For many governments, they are often seen as justified in the natural order, or by divine command. In the Western world, rule by the monarch (in combination with ecclesiastical authorities like the Pope) was justified by the idea of the Divine Right of Kings - that God has ordered the world so that the monarch is chosen by God to rule over the nation. During the Enlightenment, many came to question these views, including John Locke and John Milton.

Modern democratic rule stems from both the Enlightenment and from the ancient world. City states like Athens at the time of Socrates had a democracy - in as much as only adult men who had completed military training could vote in a direct democratic process. The impracticality of direct democracy for large numbers, and doubts as to people's ability to comprehend the complexity of law and policy were given as a reason to the use of representative democracy, such as we see in most Western nations today. This has a variety of different forms - the United States has two elected chambers, the House of Representatives and the Senate, while other countries have mixed elected and unelected governments, like the United Kingdom which has an elected lower house, the House of Commons, and an appointed House of Lords.

**Short exercise:** According to the text on government and democracy, which two elected chambers does the United States have?

Layout coordinate data:

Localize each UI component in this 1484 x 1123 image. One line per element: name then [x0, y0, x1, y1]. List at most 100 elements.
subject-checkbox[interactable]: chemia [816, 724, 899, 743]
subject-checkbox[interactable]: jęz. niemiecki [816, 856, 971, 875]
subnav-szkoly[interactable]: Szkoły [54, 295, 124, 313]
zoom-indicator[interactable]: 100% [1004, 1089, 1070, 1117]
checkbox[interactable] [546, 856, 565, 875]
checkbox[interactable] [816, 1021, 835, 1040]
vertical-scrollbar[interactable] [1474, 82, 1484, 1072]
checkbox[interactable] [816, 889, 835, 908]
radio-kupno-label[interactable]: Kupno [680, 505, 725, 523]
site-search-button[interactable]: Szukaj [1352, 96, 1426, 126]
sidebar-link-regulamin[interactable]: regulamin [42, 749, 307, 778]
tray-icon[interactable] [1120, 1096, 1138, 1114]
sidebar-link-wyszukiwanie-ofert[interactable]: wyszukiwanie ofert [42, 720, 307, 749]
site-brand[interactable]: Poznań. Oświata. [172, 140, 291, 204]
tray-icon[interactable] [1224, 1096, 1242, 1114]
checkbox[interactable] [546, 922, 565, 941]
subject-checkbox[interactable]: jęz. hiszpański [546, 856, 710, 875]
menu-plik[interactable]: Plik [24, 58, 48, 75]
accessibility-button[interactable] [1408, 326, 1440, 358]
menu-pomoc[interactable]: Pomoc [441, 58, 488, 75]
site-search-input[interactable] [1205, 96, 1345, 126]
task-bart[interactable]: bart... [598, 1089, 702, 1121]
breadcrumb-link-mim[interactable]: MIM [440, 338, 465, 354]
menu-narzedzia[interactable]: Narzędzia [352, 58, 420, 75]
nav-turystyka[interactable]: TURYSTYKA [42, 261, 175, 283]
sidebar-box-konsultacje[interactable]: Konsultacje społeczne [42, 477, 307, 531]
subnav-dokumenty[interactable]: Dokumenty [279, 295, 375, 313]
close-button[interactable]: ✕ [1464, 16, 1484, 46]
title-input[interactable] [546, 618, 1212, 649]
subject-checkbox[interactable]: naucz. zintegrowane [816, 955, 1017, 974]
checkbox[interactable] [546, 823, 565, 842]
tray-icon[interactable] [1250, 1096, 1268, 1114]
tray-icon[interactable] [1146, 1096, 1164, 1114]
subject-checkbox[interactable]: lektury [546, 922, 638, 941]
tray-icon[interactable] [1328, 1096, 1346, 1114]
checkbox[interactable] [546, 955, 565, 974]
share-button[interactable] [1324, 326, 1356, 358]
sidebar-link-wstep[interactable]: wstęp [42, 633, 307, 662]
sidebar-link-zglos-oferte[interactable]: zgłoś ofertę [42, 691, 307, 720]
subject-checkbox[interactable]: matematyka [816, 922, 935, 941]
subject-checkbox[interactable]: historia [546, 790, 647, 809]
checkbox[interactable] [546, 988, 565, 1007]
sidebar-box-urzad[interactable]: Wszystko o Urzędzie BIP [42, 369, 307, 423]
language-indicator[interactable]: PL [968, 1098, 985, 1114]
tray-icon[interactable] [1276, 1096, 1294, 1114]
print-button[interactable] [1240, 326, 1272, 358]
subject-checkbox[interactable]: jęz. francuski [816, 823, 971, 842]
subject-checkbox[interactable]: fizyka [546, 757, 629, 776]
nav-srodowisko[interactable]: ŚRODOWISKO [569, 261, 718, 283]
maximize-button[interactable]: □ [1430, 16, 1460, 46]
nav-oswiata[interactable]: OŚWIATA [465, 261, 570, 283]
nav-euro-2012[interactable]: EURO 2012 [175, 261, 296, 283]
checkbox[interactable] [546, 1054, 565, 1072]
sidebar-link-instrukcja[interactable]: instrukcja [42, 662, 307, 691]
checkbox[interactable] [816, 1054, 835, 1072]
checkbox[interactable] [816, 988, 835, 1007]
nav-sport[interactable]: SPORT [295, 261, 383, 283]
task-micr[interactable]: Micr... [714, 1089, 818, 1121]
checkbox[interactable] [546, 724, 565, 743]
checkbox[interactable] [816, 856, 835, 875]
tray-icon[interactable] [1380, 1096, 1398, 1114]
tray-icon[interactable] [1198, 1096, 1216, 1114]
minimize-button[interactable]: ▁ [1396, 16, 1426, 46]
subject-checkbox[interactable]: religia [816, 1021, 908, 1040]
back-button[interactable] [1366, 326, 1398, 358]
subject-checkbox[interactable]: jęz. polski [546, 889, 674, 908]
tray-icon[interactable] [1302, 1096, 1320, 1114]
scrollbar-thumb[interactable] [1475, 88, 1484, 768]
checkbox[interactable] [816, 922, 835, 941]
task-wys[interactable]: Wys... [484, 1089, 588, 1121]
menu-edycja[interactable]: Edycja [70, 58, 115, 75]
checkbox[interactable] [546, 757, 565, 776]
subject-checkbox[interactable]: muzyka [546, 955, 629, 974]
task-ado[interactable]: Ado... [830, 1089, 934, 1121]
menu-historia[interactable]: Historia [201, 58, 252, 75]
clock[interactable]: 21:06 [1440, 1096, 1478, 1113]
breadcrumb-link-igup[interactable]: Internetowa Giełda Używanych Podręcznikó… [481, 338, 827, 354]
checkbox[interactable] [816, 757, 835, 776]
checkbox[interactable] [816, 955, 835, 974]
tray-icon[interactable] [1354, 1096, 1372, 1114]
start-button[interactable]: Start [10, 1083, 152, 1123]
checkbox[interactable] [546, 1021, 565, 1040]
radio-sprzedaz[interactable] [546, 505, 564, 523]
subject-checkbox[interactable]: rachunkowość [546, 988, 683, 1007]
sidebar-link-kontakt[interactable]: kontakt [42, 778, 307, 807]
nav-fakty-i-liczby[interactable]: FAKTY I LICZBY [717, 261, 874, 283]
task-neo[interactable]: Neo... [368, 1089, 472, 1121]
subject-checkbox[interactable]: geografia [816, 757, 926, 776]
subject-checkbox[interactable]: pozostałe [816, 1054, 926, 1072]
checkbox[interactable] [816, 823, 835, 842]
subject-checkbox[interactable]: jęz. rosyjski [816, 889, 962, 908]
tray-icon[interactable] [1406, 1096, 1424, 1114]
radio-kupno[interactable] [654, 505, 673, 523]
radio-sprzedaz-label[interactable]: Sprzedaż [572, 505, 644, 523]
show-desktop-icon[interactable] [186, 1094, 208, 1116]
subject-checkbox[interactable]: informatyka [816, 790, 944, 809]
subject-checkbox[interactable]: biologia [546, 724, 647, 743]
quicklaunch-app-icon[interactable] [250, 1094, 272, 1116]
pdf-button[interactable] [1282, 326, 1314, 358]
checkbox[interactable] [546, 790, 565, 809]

**Final answer:** The House of Representatives and the Senate.